Exercise task — Find every line in the records below that contains the word "muehlbach", and copy each such line.

Provided records —
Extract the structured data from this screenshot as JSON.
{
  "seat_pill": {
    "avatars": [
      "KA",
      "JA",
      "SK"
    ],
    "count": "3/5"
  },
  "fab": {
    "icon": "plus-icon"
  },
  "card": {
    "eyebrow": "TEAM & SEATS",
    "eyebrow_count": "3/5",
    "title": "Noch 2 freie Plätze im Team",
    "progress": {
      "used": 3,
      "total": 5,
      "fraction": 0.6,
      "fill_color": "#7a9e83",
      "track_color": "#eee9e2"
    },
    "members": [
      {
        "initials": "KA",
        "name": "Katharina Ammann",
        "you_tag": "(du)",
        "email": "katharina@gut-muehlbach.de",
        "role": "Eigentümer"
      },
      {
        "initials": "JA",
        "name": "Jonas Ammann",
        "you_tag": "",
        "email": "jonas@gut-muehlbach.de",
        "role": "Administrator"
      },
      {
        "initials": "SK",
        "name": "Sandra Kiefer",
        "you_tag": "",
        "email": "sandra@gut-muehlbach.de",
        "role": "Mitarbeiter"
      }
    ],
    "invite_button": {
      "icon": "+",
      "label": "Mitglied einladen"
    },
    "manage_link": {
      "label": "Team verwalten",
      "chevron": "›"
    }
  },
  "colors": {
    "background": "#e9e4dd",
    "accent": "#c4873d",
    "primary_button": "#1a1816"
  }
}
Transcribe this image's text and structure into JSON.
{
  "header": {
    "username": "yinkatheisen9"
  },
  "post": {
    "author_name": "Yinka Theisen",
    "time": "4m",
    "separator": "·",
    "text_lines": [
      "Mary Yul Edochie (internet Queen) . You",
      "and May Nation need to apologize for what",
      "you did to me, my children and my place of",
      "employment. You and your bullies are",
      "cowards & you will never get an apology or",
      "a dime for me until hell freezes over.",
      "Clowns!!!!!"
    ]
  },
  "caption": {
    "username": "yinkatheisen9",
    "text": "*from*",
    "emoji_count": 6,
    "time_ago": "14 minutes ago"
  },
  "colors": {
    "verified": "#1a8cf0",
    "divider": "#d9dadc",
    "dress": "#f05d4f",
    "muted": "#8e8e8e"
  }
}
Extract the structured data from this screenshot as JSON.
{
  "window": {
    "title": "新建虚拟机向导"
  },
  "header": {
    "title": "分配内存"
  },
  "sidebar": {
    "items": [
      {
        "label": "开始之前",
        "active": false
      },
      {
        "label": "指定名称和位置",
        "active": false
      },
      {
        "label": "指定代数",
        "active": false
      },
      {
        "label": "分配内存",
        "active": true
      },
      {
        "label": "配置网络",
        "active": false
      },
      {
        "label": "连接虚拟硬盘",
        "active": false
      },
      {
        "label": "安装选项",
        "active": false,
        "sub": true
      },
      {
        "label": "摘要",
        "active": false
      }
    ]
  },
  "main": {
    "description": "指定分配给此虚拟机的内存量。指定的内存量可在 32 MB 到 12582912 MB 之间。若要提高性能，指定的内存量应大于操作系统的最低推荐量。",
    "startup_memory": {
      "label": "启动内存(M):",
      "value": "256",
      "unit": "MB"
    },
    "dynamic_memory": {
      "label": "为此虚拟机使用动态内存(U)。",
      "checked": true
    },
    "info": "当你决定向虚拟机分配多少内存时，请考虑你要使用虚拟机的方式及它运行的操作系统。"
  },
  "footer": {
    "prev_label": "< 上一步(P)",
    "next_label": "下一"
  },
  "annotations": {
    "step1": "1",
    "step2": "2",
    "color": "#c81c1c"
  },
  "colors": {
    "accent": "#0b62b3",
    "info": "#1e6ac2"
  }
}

Problem solution —
        "email": "katharina@gut-muehlbach.de",
        "email": "jonas@gut-muehlbach.de",
        "email": "sandra@gut-muehlbach.de",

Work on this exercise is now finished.